Everything in the listing except the pictures should be written out exactly.

┄┄┄┄┄┄┄┄┄┄┄┄┄┄┄┄┄┄┄┄

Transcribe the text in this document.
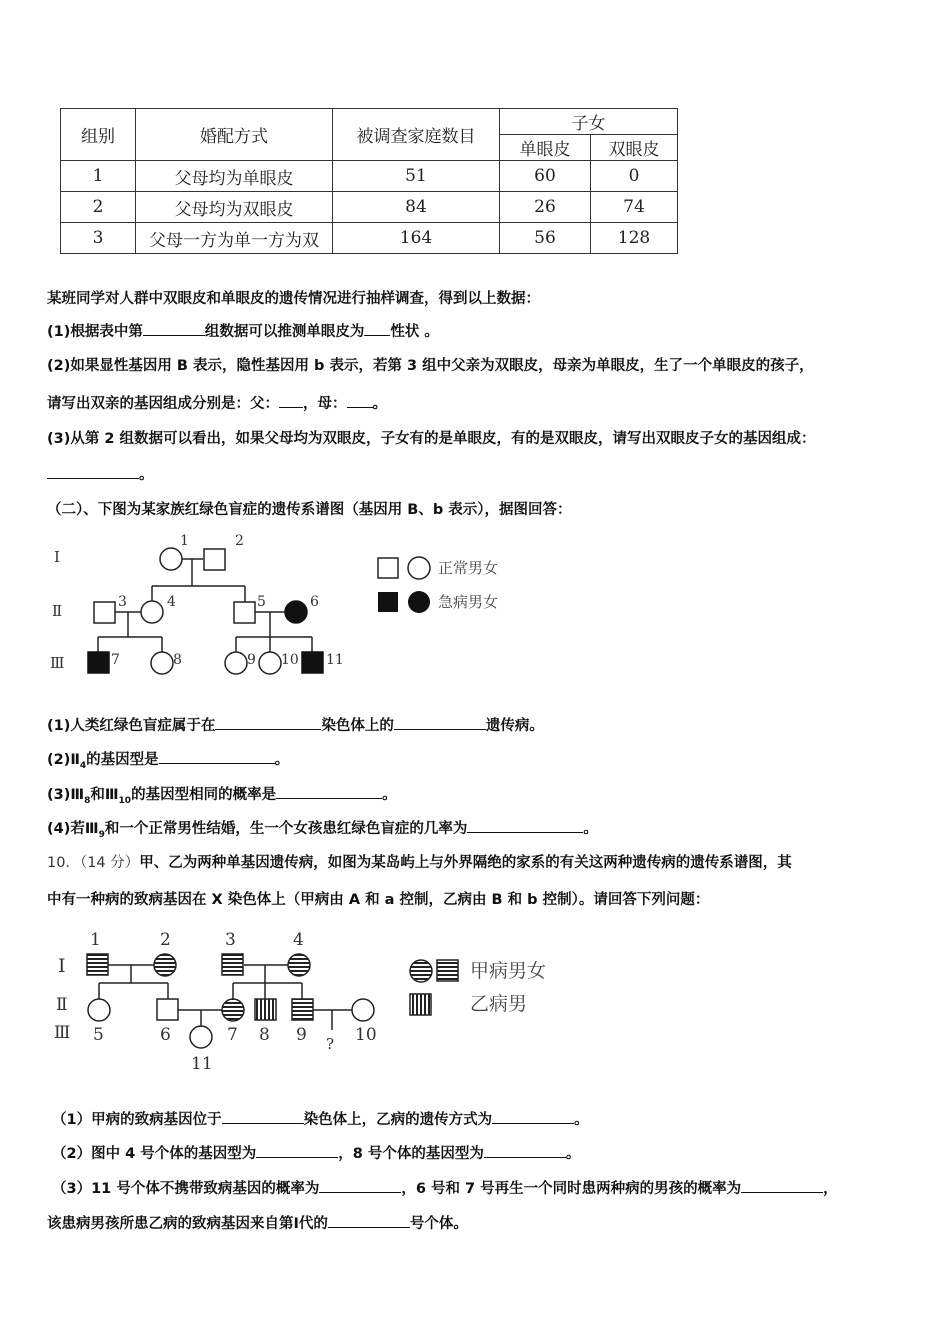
组别	婚配方式	被调查家庭数目	子女	
			单眼皮	双眼皮
1	父母均为单眼皮	51	60	0
2	父母均为双眼皮	84	26	74
3	父母一方为单一方为双	164	56	128
某班同学对人群中双眼皮和单眼皮的遗传情况进行抽样调查，得到以上数据：
(1)根据表中第	组数据可以推测单眼皮为 性状 。
(2)如果显性基因用 B 表示，隐性基因用 b 表示，若第 3 组中父亲为双眼皮，母亲为单眼皮，生了一个单眼皮的孩子，
请写出双亲的基因组成分别是：父： ，母： 。
(3)从第 2 组数据可以看出，如果父母均为双眼皮，子女有的是单眼皮，有的是双眼皮，请写出双眼皮子女的基因组成：
。
（二）、下图为某家族红绿色盲症的遗传系谱图（基因用 B、b 表示），据图回答：
1	2
3	4	5	6
7	8	9 10 11
Ⅰ
Ⅱ
Ⅲ
正常男女
急病男女
(1)人类红绿色盲症属于在	染色体上的	遗传病。
$(2)Ⅱ_4$的基因型是	。
$(3)Ⅲ_8$和$Ⅲ_{10}$的基因型相同的概率是	。
(4)若$Ⅲ_9$和一个正常男性结婚，生一个女孩患红绿色盲症的几率为	。
10．（14 分）甲、乙为两种单基因遗传病，如图为某岛屿上与外界隔绝的家系的有关这两种遗传病的遗传系谱图，其
中有一种病的致病基因在 X 染色体上（甲病由 A 和 a 控制，乙病由 B 和 b 控制）。请回答下列问题：
?
1	2	3	4
5	6	7 8 9	10
11
Ⅰ
Ⅱ
Ⅲ
甲病男女
乙病男
（1）甲病的致病基因位于	染色体上，乙病的遗传方式为	。
（2）图中 4 号个体的基因型为	，8 号个体的基因型为	。
（3）11 号个体不携带致病基因的概率为	，6 号和 7 号再生一个同时患两种病的男孩的概率为	，
该患病男孩所患乙病的致病基因来自第Ⅰ代的	号个体。
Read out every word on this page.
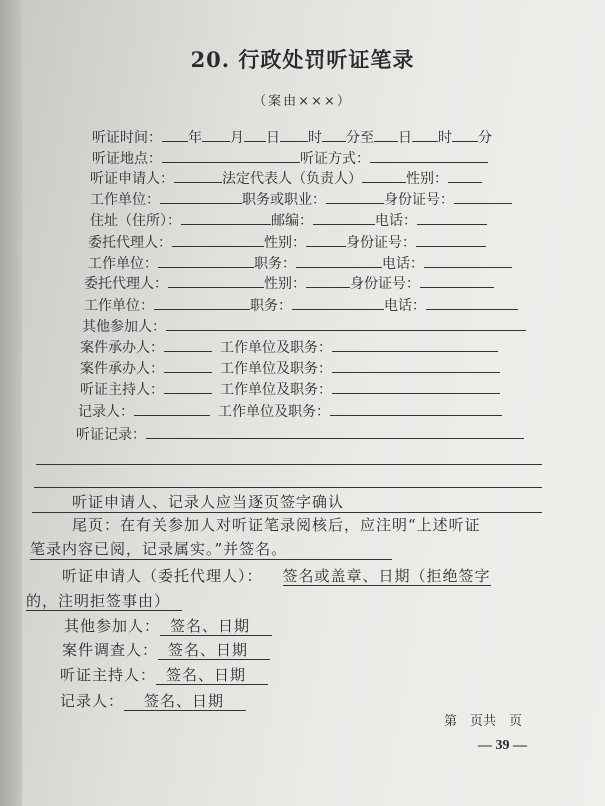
20. 行政处罚听证笔录
（案由×××）
听证时间： 年 月 日 时 分至 日 时 分
听证地点：	听证方式：
听证申请人：	法定代表人（负责人）	性别：
工作单位：	职务或职业：	身份证号：
住址（住所）：	邮编：	电话：
委托代理人：	性别：	身份证号：
工作单位：	职务：	电话：
委托代理人：	性别：	身份证号：
工作单位：	职务：	电话：
其他参加人：
案件承办人：	工作单位及职务：
案件承办人：	工作单位及职务：
听证主持人：	工作单位及职务：
记录人：	工作单位及职务：
听证记录：
听证申请人、记录人应当逐页签字确认
尾页：在有关参加人对听证笔录阅核后，应注明“上述听证
笔录内容已阅，记录属实。”并签名。
听证申请人（委托代理人）： 签名或盖章、日期（拒绝签字
的，注明拒签事由）
其他参加人： 签名、日期
案件调查人： 签名、日期
听证主持人： 签名、日期
记录人： 签名、日期
第　页共　页
— 39 —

┄┄┄┄┄┄┄┄┄┄┄┄┄┄┄┄┄┄┄┄

● **Result of this exercise**:
Transcribe the text in this document.
组别	婚配方式	被调查家庭数目	子女	
			单眼皮	双眼皮
1	父母均为单眼皮	51	60	0
2	父母均为双眼皮	84	26	74
3	父母一方为单一方为双	164	56	128
某班同学对人群中双眼皮和单眼皮的遗传情况进行抽样调查，得到以上数据：
(1)根据表中第	组数据可以推测单眼皮为 性状 。
(2)如果显性基因用 B 表示，隐性基因用 b 表示，若第 3 组中父亲为双眼皮，母亲为单眼皮，生了一个单眼皮的孩子，
请写出双亲的基因组成分别是：父： ，母： 。
(3)从第 2 组数据可以看出，如果父母均为双眼皮，子女有的是单眼皮，有的是双眼皮，请写出双眼皮子女的基因组成：
。
（二）、下图为某家族红绿色盲症的遗传系谱图（基因用 B、b 表示），据图回答：
1	2
3	4	5	6
7	8	9 10 11
Ⅰ
Ⅱ
Ⅲ
正常男女
急病男女
(1)人类红绿色盲症属于在	染色体上的	遗传病。
$(2)Ⅱ_4$的基因型是	。
$(3)Ⅲ_8$和$Ⅲ_{10}$的基因型相同的概率是	。
(4)若$Ⅲ_9$和一个正常男性结婚，生一个女孩患红绿色盲症的几率为	。
10．（14 分）甲、乙为两种单基因遗传病，如图为某岛屿上与外界隔绝的家系的有关这两种遗传病的遗传系谱图，其
中有一种病的致病基因在 X 染色体上（甲病由 A 和 a 控制，乙病由 B 和 b 控制）。请回答下列问题：
?
1	2	3	4
5	6	7 8 9	10
11
Ⅰ
Ⅱ
Ⅲ
甲病男女
乙病男
（1）甲病的致病基因位于	染色体上，乙病的遗传方式为	。
（2）图中 4 号个体的基因型为	，8 号个体的基因型为	。
（3）11 号个体不携带致病基因的概率为	，6 号和 7 号再生一个同时患两种病的男孩的概率为	，
该患病男孩所患乙病的致病基因来自第Ⅰ代的	号个体。
Read out every word on this page.
20. 行政处罚听证笔录
（案由×××）
听证时间： 年 月 日 时 分至 日 时 分
听证地点：	听证方式：
听证申请人：	法定代表人（负责人）	性别：
工作单位：	职务或职业：	身份证号：
住址（住所）：	邮编：	电话：
委托代理人：	性别：	身份证号：
工作单位：	职务：	电话：
委托代理人：	性别：	身份证号：
工作单位：	职务：	电话：
其他参加人：
案件承办人：	工作单位及职务：
案件承办人：	工作单位及职务：
听证主持人：	工作单位及职务：
记录人：	工作单位及职务：
听证记录：
听证申请人、记录人应当逐页签字确认
尾页：在有关参加人对听证笔录阅核后，应注明“上述听证
笔录内容已阅，记录属实。”并签名。
听证申请人（委托代理人）： 签名或盖章、日期（拒绝签字
的，注明拒签事由）
其他参加人： 签名、日期
案件调查人： 签名、日期
听证主持人： 签名、日期
记录人： 签名、日期
第　页共　页
— 39 —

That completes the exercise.